Dataset rows:

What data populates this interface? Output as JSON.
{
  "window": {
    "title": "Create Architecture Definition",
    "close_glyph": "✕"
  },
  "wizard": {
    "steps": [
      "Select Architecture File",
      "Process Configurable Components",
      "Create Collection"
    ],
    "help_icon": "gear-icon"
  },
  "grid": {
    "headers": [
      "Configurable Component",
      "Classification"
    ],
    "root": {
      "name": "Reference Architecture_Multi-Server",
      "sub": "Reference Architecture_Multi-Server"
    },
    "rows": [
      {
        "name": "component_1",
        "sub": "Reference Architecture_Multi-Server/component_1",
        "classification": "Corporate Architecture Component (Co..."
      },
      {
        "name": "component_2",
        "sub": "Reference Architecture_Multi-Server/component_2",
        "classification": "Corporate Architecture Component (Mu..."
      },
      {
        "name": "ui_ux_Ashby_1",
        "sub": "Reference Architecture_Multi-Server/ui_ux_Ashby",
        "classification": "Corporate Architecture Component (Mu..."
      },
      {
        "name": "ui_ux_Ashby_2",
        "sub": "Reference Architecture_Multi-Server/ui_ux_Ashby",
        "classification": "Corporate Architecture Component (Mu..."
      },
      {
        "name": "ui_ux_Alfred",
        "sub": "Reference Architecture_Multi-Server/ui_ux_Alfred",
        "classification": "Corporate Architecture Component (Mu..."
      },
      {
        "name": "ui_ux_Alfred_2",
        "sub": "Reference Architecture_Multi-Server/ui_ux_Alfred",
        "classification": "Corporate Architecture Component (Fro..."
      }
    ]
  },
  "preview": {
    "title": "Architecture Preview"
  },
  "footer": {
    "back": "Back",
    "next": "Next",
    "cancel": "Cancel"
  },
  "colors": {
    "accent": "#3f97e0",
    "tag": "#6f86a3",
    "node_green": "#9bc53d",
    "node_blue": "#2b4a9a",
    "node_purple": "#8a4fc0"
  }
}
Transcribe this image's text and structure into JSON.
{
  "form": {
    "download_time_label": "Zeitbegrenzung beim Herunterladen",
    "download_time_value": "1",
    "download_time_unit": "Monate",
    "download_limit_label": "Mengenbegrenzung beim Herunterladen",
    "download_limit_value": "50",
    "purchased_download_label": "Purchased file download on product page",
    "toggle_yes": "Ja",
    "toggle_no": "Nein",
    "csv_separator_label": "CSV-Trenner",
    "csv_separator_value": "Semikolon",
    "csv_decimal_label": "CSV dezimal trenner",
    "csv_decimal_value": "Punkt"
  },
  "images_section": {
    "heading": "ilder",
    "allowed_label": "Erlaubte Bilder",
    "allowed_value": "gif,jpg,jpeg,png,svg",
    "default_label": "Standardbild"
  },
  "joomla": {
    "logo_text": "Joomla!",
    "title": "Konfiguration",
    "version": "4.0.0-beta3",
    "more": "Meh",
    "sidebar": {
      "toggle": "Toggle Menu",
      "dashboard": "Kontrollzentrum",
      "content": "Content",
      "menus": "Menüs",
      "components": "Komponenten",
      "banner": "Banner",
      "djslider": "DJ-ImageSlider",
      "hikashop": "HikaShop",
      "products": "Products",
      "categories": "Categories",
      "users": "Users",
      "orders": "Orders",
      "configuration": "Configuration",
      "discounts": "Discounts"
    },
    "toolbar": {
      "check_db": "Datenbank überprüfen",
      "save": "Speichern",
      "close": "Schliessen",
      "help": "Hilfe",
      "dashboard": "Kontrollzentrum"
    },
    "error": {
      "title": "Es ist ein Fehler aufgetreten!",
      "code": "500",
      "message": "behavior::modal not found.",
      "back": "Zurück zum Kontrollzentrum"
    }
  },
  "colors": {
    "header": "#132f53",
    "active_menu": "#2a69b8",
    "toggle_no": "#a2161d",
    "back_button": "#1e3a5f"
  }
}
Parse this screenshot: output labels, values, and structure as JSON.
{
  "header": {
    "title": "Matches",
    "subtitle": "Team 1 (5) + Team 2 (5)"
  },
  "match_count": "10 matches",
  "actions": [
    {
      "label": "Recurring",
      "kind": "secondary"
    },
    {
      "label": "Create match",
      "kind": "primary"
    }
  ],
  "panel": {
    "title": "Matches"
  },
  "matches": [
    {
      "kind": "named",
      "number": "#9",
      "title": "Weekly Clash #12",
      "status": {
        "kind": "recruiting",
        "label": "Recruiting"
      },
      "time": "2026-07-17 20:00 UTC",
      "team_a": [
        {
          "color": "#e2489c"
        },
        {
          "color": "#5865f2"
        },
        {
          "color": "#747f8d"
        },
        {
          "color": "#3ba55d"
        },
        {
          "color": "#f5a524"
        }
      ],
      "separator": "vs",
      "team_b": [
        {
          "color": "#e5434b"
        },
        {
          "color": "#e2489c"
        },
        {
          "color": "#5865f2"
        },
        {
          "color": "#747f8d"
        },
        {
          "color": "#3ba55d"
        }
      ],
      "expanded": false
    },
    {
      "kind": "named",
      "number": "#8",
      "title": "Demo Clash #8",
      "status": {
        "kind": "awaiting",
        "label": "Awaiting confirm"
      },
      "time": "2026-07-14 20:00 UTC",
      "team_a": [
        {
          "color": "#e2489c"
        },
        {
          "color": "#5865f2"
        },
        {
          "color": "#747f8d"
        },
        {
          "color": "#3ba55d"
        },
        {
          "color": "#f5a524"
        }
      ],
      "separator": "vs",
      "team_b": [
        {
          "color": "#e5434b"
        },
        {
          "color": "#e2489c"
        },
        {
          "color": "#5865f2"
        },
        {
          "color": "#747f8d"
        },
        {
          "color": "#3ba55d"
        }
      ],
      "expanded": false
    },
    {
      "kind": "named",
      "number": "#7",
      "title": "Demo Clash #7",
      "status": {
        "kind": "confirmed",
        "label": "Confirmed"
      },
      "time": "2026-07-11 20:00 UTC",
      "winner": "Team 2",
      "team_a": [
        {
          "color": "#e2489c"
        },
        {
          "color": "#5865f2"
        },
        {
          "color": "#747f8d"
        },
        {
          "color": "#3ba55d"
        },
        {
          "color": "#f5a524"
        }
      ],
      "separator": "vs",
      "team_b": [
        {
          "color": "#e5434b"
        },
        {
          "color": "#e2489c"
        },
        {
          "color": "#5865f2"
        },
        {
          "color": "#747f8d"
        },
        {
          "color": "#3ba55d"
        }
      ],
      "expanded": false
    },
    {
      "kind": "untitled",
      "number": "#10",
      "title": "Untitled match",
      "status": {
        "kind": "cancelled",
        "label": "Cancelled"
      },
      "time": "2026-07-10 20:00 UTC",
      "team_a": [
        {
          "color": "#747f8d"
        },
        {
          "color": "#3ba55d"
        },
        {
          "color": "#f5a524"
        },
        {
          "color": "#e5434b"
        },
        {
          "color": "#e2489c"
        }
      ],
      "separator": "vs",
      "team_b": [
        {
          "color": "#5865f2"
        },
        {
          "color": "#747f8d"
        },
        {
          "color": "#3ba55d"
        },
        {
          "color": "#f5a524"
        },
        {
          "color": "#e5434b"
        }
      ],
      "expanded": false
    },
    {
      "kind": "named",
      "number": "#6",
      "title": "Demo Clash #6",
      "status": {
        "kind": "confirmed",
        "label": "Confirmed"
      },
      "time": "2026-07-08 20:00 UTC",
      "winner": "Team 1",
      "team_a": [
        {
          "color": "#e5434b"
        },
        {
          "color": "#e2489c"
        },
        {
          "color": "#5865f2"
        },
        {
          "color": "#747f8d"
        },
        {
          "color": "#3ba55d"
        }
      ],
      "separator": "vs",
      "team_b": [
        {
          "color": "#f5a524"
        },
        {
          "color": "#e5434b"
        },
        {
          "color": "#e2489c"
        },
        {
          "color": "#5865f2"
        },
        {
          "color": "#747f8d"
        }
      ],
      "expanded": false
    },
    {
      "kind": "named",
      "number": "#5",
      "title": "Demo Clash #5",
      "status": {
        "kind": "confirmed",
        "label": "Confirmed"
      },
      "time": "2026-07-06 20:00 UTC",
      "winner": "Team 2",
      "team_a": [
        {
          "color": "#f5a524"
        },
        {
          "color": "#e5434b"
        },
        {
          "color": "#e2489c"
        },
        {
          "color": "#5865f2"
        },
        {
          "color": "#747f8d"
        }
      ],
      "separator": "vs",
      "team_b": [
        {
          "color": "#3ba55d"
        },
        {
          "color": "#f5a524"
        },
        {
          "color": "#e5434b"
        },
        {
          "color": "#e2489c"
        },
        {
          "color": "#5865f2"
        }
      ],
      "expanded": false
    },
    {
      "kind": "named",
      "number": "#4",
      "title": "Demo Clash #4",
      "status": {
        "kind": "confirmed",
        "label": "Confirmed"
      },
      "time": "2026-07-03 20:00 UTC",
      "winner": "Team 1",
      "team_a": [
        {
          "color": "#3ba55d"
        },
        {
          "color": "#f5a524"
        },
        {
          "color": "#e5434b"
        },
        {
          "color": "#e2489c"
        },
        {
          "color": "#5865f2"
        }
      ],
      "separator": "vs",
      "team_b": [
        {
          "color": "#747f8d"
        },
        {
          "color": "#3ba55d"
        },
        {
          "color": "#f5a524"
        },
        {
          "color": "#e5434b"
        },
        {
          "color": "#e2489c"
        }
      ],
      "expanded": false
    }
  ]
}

#### INSTRUCTIONS FOR THE TASK:
Show the lines that mention the word "number".

#### ANSWER TO THIS EXERCISE:
      "number": "#9",
      "number": "#8",
      "number": "#7",
      "number": "#10",
      "number": "#6",
      "number": "#5",
      "number": "#4",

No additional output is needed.